Work required — Check every line for the word "title" and give the number of lines where it occurs, nothing else.
**** Records for this exercise ****
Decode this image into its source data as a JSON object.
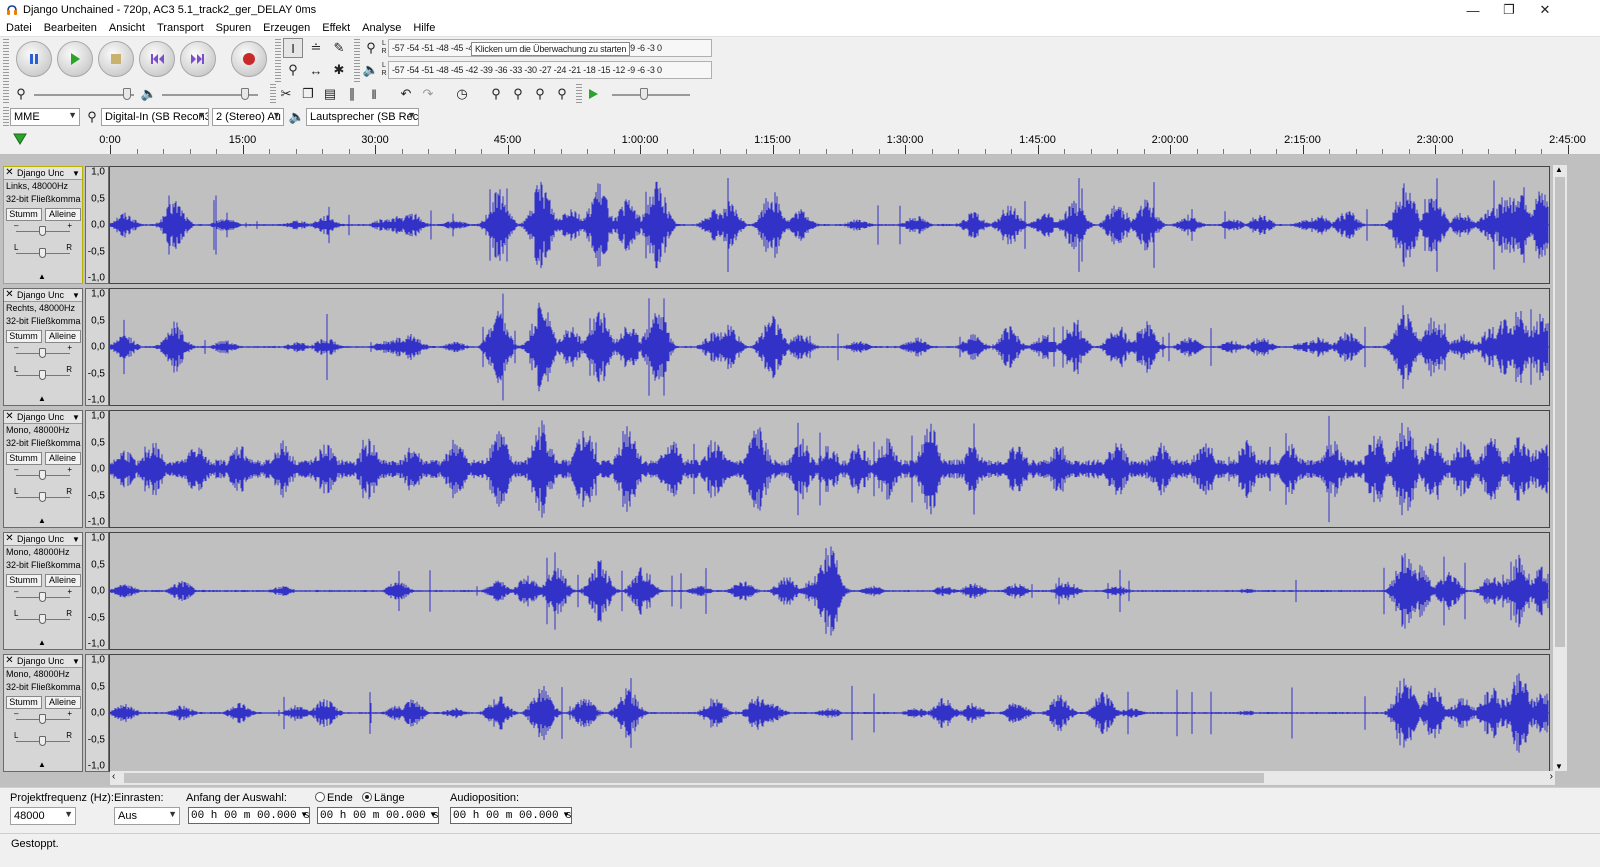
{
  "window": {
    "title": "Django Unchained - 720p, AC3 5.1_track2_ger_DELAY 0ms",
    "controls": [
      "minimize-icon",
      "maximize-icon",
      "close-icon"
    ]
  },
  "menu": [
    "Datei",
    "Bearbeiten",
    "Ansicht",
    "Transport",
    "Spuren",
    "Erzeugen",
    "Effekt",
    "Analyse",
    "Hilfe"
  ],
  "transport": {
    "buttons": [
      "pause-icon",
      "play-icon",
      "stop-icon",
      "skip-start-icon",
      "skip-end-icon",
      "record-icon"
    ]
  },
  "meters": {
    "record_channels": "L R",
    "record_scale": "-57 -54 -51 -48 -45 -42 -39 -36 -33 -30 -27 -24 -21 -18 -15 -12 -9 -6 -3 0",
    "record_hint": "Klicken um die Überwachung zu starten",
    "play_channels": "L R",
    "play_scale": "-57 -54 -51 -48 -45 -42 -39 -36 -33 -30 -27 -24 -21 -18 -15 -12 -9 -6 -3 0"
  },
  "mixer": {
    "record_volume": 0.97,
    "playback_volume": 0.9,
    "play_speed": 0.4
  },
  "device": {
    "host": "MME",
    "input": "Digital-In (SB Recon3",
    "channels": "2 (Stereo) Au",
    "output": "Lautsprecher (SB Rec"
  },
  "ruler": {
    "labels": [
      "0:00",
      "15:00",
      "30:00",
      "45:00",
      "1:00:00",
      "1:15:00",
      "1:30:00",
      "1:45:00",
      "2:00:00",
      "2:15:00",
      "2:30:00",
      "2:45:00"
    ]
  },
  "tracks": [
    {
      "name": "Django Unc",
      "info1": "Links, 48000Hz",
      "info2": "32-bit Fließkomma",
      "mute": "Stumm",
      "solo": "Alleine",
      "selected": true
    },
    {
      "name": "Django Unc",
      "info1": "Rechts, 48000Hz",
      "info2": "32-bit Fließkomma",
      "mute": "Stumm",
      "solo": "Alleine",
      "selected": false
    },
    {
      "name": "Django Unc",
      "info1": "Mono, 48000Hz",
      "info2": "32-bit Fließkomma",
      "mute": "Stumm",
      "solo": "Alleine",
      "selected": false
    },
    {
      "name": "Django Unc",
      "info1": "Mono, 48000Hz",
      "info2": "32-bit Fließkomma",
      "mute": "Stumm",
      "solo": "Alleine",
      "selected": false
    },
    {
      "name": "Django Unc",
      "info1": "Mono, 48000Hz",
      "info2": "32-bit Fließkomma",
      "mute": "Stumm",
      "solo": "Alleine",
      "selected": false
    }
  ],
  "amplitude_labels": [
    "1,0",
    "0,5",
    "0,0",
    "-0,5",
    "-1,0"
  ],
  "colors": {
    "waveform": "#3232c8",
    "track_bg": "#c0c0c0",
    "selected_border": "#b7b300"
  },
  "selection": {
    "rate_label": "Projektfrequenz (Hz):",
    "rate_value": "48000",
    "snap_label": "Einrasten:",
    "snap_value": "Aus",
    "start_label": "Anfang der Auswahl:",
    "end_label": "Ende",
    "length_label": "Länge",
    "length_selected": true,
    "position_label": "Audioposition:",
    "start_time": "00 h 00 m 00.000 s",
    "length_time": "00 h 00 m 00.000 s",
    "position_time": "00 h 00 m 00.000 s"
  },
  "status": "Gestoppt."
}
****
**** Records for this exercise ****
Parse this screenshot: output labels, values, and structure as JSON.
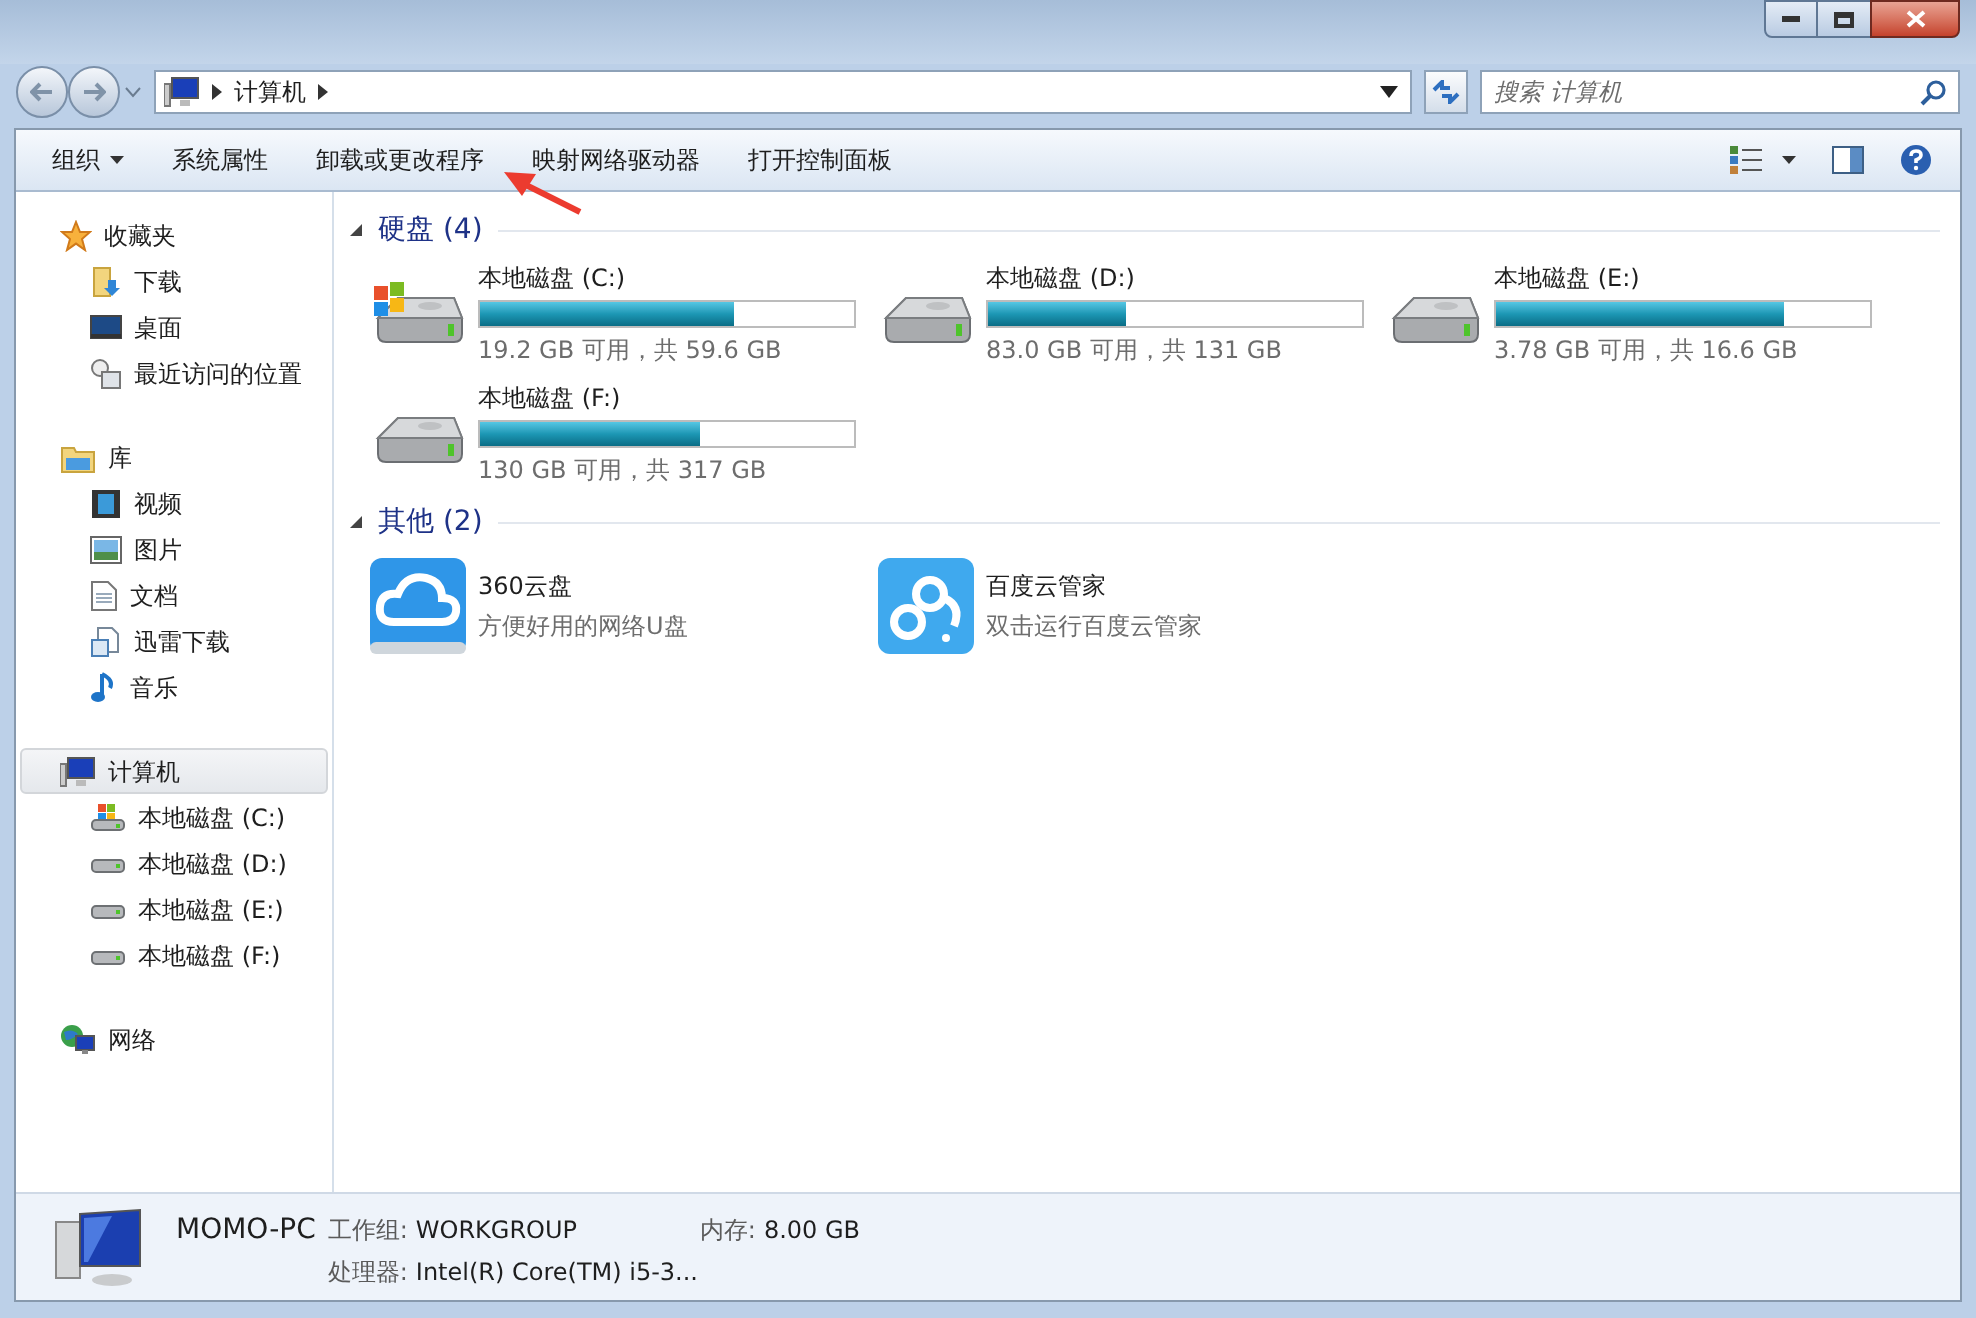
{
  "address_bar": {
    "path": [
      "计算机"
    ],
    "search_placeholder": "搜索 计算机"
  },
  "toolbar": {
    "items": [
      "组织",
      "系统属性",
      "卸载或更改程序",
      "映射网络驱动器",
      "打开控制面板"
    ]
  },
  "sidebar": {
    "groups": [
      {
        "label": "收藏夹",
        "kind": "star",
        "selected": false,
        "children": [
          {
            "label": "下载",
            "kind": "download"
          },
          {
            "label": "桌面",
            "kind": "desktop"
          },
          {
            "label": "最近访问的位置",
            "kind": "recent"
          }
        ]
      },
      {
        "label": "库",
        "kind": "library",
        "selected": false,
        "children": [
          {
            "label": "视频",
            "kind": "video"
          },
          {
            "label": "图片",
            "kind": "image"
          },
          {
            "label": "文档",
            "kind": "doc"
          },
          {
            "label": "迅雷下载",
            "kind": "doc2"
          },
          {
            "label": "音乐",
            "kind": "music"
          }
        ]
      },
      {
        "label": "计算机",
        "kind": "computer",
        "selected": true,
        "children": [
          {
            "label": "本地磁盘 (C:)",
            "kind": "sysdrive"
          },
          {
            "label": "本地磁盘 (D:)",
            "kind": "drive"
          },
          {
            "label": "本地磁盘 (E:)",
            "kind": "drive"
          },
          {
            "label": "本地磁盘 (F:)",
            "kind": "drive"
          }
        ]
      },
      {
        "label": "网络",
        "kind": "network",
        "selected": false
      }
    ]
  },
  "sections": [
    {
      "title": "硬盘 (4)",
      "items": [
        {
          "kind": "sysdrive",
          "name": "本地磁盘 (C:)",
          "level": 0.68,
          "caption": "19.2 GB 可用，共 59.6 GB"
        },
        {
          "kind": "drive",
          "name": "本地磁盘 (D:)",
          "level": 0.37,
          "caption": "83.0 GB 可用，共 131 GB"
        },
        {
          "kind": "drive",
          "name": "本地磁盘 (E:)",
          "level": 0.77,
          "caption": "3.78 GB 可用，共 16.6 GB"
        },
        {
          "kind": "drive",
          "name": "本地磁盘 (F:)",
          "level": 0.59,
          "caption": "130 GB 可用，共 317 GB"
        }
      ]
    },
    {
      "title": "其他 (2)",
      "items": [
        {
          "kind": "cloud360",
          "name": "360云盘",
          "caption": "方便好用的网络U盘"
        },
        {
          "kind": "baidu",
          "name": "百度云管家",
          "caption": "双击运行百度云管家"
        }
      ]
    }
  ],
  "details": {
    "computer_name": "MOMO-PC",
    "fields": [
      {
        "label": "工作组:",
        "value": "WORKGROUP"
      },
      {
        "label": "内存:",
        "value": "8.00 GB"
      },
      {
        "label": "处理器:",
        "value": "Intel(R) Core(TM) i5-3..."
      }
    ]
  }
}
****
Written response — 3